WORK TO BE COMPLETED
Filter the records for lines holding the string "bout".

DATASET CONTENT

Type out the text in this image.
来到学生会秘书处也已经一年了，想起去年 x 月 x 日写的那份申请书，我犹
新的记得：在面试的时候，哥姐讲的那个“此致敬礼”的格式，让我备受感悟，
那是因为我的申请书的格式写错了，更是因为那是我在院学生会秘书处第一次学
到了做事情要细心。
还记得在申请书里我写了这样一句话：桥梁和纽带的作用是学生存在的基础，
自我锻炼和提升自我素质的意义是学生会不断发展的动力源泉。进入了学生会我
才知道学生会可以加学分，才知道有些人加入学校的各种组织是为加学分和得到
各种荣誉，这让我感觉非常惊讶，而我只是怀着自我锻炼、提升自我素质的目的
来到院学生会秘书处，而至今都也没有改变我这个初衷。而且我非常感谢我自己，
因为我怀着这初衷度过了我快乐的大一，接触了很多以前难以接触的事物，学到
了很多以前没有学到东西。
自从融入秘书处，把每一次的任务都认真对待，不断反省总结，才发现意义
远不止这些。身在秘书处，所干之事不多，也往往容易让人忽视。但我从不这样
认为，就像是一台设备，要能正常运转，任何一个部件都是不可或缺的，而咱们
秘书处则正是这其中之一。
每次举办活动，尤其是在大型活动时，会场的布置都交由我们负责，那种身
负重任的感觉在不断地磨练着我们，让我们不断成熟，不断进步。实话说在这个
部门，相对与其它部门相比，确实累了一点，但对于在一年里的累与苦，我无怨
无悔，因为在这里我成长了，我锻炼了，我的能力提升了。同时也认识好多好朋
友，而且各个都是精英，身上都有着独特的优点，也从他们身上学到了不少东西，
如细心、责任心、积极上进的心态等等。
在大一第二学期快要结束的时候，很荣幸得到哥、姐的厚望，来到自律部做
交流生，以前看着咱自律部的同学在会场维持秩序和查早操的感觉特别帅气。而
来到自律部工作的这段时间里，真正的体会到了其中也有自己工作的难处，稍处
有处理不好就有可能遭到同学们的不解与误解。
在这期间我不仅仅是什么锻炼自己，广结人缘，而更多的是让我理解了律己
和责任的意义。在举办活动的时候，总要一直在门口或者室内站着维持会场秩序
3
* * *
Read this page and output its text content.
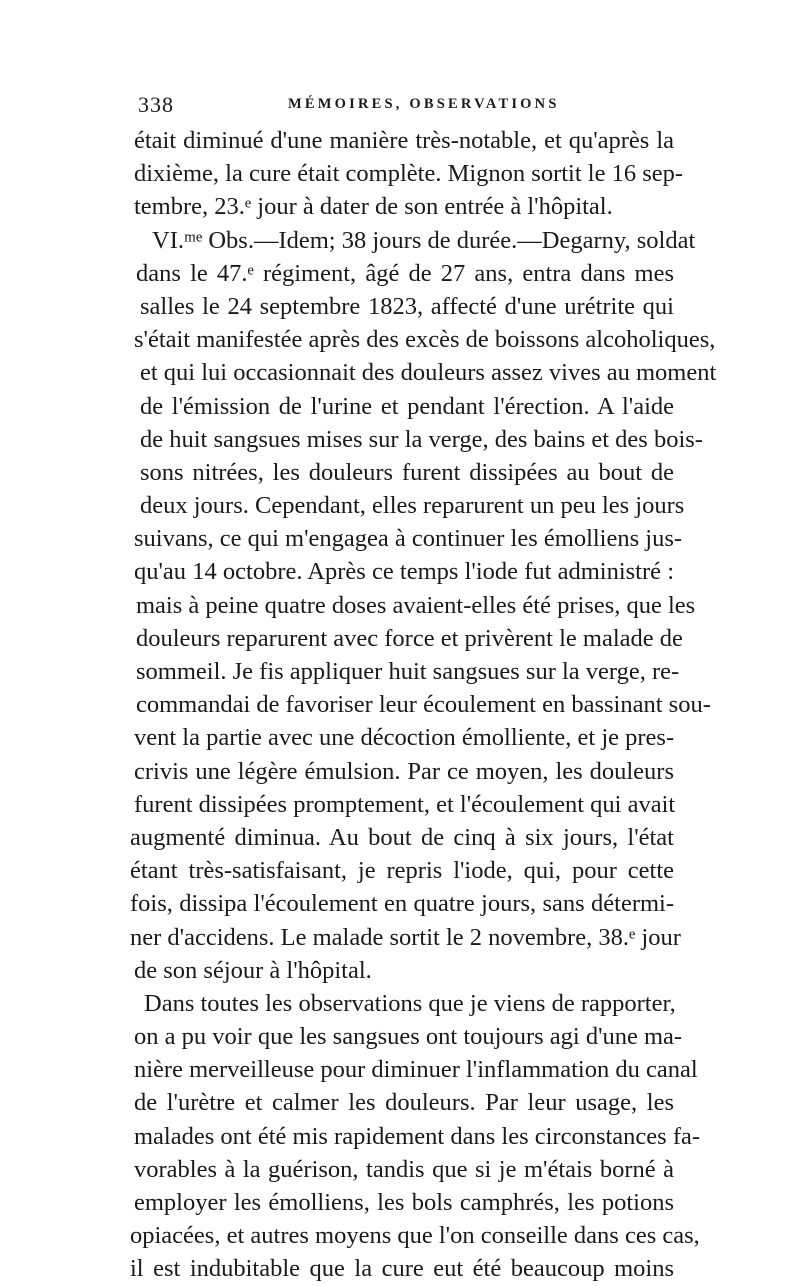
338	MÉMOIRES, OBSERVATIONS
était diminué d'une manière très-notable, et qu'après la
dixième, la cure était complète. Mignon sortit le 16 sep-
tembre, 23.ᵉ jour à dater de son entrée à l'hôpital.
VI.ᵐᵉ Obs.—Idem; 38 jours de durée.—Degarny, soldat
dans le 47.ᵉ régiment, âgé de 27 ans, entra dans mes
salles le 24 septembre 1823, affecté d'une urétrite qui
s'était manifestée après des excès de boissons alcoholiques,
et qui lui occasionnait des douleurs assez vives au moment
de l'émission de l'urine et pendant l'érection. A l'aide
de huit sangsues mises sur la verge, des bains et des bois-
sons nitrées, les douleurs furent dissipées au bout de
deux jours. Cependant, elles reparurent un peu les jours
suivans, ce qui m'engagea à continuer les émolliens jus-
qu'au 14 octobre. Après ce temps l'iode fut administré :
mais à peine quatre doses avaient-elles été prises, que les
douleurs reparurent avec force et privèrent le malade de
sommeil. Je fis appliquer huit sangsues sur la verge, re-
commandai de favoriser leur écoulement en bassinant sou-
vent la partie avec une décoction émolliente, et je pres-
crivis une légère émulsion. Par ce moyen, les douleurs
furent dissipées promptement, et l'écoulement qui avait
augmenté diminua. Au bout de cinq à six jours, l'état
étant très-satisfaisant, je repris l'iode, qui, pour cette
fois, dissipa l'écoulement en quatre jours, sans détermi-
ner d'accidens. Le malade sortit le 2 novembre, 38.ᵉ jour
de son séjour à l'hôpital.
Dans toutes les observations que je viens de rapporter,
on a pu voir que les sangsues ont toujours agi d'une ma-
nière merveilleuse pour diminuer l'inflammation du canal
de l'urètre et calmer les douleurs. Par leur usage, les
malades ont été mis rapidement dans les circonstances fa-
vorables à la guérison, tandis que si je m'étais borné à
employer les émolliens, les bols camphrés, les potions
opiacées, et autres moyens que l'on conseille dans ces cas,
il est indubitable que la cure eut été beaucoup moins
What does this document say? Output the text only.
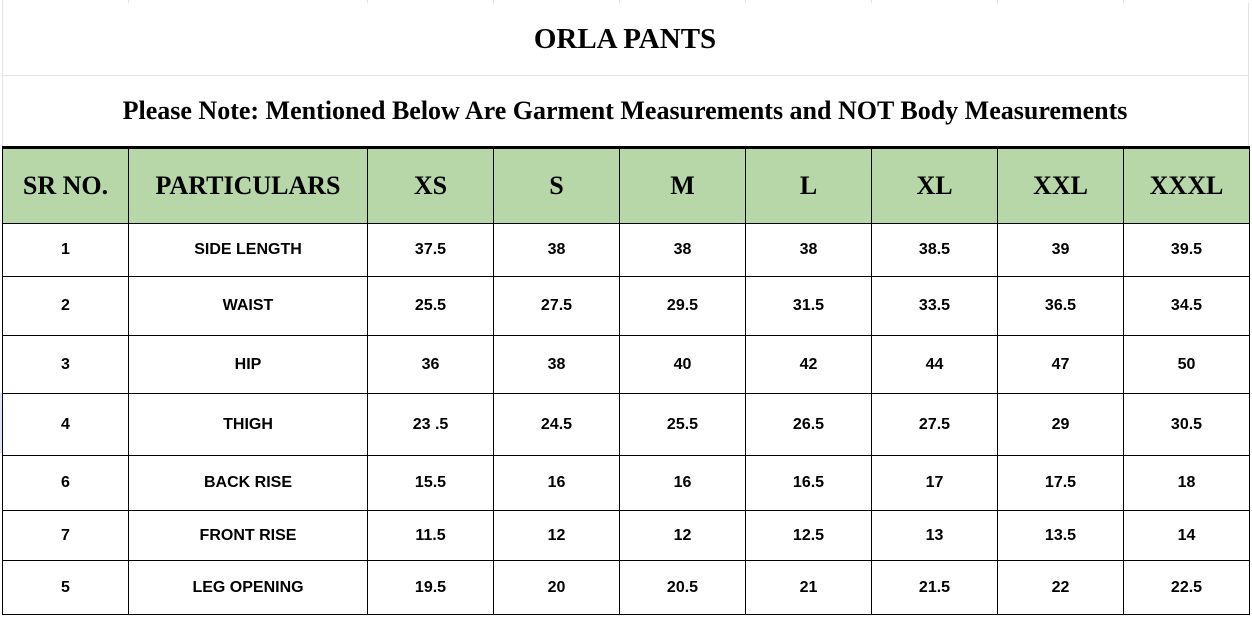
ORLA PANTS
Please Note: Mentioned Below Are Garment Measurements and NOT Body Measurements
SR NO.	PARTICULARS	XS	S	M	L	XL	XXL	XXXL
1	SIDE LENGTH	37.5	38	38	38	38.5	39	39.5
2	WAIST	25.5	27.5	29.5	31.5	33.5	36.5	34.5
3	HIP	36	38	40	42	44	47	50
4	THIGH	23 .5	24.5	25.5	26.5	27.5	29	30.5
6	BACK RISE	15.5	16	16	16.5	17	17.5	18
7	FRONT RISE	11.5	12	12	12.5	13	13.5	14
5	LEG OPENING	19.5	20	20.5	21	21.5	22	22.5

ANSWER TO THE TASK
sons nitrées, les douleurs furent dissipées au bout de
augmenté diminua. Au bout de cinq à six jours, l'état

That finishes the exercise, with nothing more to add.